## [RAW RECORDS]

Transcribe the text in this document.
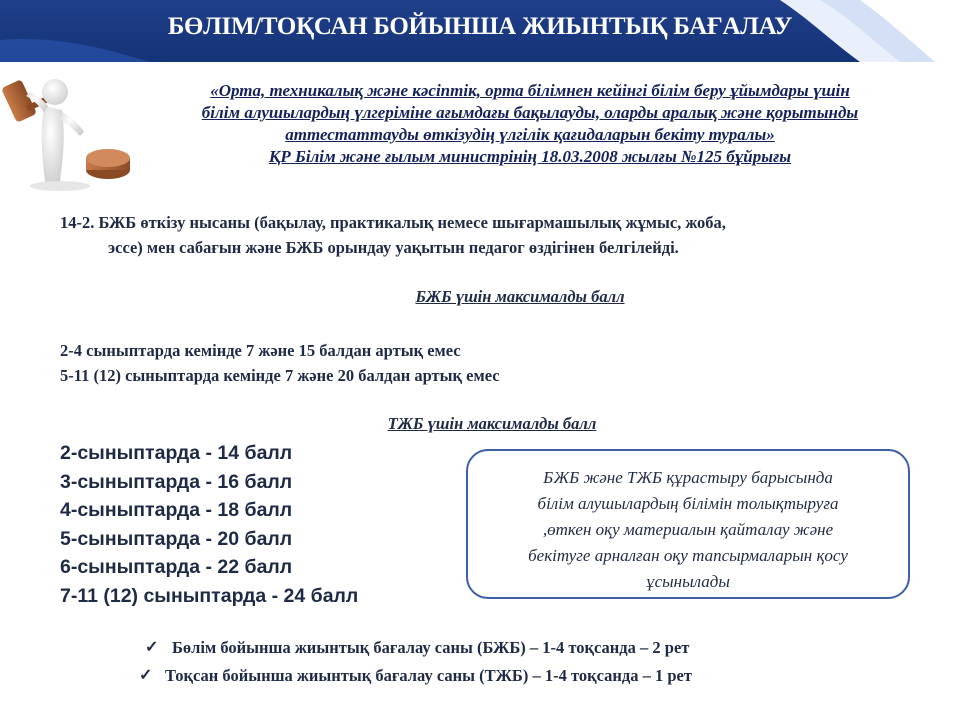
БӨЛІМ/ТОҚСАН БОЙЫНША ЖИЫНТЫҚ БАҒАЛАУ
«Орта, техникалық және кәсіптік, орта білімнен кейінгі білім беру ұйымдары үшін
білім алушылардың үлгеріміне ағымдағы бақылауды, оларды аралық және қорытынды
аттестаттауды өткізудің үлгілік қағидаларын бекіту туралы»
ҚР Білім және ғылым министрінің 18.03.2008 жылғы №125 бұйрығы
14-2. БЖБ өткізу нысаны (бақылау, практикалық немесе шығармашылық жұмыс, жоба,
эссе) мен сабағын және БЖБ орындау уақытын педагог өздігінен белгілейді.
БЖБ үшін максималды балл
2-4 сыныптарда кемінде 7 және 15 балдан артық емес
5-11 (12) сыныптарда кемінде 7 және 20 балдан артық емес
ТЖБ үшін максималды балл
2-сыныптарда - 14 балл
3-сыныптарда - 16 балл
4-сыныптарда - 18 балл
5-сыныптарда - 20 балл
6-сыныптарда - 22 балл
7-11 (12) сыныптарда - 24 балл
БЖБ және ТЖБ құрастыру барысында
білім алушылардың білімін толықтыруға
,өткен оқу материалын қайталау және
бекітуге арналған оқу тапсырмаларын қосу
ұсынылады
✓ Бөлім бойынша жиынтық бағалау саны (БЖБ) – 1-4 тоқсанда – 2 рет
✓ Тоқсан бойынша жиынтық бағалау саны (ТЖБ) – 1-4 тоқсанда – 1 рет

## [AIM]
Leave out the pictures and copy every record above exactly.

## [ANSWER TO THIS TASK]
Transcribe the text in this document.
БӨЛІМ/ТОҚСАН БОЙЫНША ЖИЫНТЫҚ БАҒАЛАУ
«Орта, техникалық және кәсіптік, орта білімнен кейінгі білім беру ұйымдары үшін
білім алушылардың үлгеріміне ағымдағы бақылауды, оларды аралық және қорытынды
аттестаттауды өткізудің үлгілік қағидаларын бекіту туралы»
ҚР Білім және ғылым министрінің 18.03.2008 жылғы №125 бұйрығы
14-2. БЖБ өткізу нысаны (бақылау, практикалық немесе шығармашылық жұмыс, жоба,
эссе) мен сабағын және БЖБ орындау уақытын педагог өздігінен белгілейді.
БЖБ үшін максималды балл
2-4 сыныптарда кемінде 7 және 15 балдан артық емес
5-11 (12) сыныптарда кемінде 7 және 20 балдан артық емес
ТЖБ үшін максималды балл
2-сыныптарда - 14 балл
3-сыныптарда - 16 балл
4-сыныптарда - 18 балл
5-сыныптарда - 20 балл
6-сыныптарда - 22 балл
7-11 (12) сыныптарда - 24 балл
БЖБ және ТЖБ құрастыру барысында
білім алушылардың білімін толықтыруға
,өткен оқу материалын қайталау және
бекітуге арналған оқу тапсырмаларын қосу
ұсынылады
✓ Бөлім бойынша жиынтық бағалау саны (БЖБ) – 1-4 тоқсанда – 2 рет
✓ Тоқсан бойынша жиынтық бағалау саны (ТЖБ) – 1-4 тоқсанда – 1 рет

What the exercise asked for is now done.